[What the task requires] Present the stretch of records from the line containing "tab-sharing[interactable]: 共享 <box>163" through the line containing "hardware-panel: 所有磁盘驱动器(D): 名称" as a Markdown table with the columns Row and Line. Number each line in Row and skip any blank lines.

[Record excerpts]
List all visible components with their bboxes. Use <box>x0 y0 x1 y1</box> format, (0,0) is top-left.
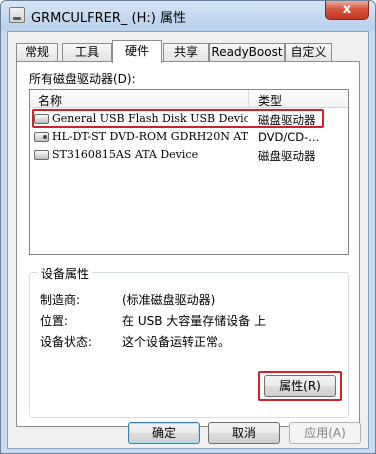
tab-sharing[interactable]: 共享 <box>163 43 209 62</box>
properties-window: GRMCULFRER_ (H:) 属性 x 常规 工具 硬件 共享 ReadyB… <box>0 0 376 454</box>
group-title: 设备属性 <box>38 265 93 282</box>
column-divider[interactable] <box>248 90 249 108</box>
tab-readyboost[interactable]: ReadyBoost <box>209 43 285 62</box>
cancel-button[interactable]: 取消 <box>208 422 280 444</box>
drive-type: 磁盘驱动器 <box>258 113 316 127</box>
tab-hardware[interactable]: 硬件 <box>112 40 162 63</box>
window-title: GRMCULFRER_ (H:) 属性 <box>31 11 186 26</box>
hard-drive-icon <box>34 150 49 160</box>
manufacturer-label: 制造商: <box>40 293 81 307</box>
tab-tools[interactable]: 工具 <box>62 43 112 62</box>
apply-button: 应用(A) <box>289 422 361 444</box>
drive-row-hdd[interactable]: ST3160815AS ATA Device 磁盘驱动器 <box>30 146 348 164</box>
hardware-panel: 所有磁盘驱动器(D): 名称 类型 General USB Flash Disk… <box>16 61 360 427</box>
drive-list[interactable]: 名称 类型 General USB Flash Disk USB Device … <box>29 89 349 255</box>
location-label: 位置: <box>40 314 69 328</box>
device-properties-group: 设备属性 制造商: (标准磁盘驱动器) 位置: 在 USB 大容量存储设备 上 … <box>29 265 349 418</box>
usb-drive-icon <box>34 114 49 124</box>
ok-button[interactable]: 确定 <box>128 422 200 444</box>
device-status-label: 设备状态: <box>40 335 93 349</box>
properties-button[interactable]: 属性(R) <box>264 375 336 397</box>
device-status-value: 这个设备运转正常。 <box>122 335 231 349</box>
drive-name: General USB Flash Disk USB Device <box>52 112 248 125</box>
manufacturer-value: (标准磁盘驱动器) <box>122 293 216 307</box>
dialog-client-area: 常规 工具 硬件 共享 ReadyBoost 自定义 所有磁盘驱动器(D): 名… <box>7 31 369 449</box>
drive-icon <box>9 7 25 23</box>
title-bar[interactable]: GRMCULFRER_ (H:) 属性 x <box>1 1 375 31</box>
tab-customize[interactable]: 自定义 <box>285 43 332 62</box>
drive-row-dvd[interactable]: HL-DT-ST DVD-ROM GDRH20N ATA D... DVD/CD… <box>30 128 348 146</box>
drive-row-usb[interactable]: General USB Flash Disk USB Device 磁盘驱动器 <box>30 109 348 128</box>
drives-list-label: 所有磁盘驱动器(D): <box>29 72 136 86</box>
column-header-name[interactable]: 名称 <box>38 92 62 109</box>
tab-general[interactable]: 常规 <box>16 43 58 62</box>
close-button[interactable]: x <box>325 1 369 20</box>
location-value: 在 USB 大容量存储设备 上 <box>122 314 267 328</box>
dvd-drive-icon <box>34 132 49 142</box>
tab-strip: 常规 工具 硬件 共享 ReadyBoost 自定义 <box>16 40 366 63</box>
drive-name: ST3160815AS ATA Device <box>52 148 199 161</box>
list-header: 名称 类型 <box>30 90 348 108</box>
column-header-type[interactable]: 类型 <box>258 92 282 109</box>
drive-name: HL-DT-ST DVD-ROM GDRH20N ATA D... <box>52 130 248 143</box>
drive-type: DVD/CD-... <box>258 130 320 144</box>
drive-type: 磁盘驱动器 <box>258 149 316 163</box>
* * *
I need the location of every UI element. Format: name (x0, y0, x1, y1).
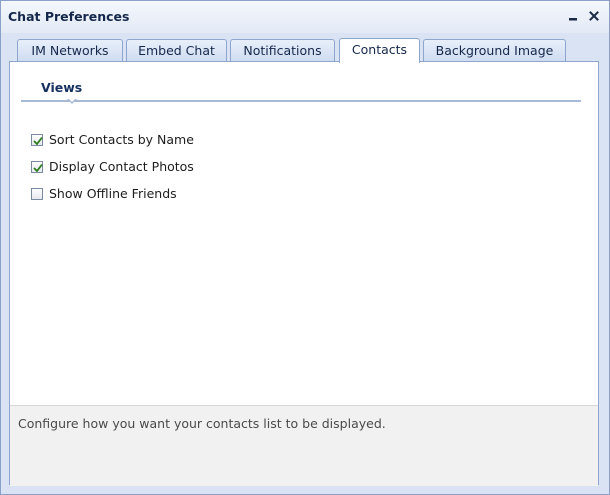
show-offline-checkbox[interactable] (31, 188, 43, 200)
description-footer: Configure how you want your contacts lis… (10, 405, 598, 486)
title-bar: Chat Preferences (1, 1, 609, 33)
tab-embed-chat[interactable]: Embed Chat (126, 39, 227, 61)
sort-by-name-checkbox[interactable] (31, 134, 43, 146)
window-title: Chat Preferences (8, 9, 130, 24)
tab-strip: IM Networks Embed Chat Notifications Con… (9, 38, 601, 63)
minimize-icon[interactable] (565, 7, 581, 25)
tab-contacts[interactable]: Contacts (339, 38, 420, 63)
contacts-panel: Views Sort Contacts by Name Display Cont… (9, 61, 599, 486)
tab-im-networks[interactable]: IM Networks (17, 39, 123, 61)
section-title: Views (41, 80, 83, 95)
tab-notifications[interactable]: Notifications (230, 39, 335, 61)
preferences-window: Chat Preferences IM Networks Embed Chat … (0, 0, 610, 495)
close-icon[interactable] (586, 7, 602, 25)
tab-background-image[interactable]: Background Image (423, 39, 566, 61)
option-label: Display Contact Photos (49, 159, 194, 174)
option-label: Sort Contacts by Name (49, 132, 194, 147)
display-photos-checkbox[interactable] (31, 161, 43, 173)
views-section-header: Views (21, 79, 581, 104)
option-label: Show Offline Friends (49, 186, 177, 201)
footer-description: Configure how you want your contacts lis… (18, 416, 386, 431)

[Task response]
| Row | Line |
|---|---|
| 1 | tab-sharing[interactable]: 共享 <box>163 43 209 62</box> |
| 2 | properties-window: GRMCULFRER_ (H:) 属性 x 常规 工具 硬件 共享 ReadyB… <box>0 0 376 454</box> |
| 3 | group-title: 设备属性 <box>38 265 93 282</box> |
| 4 | column-divider[interactable] <box>248 90 249 108</box> |
| 5 | tab-readyboost[interactable]: ReadyBoost <box>209 43 285 62</box> |
| 6 | cancel-button[interactable]: 取消 <box>208 422 280 444</box> |
| 7 | drive-type: 磁盘驱动器 <box>258 113 316 127</box> |
| 8 | tab-hardware[interactable]: 硬件 <box>112 40 162 63</box> |
| 9 | window-title: GRMCULFRER_ (H:) 属性 <box>31 11 186 26</box> |
| 10 | hard-drive-icon <box>34 150 49 160</box> |
| 11 | manufacturer-label: 制造商: <box>40 293 81 307</box> |
| 12 | tab-tools[interactable]: 工具 <box>62 43 112 62</box> |
| 13 | apply-button: 应用(A) <box>289 422 361 444</box> |
| 14 | drive-row-hdd[interactable]: ST3160815AS ATA Device 磁盘驱动器 <box>30 146 348 164</box> |
| 15 | hardware-panel: 所有磁盘驱动器(D): 名称 类型 General USB Flash Disk… <box>16 61 360 427</box> |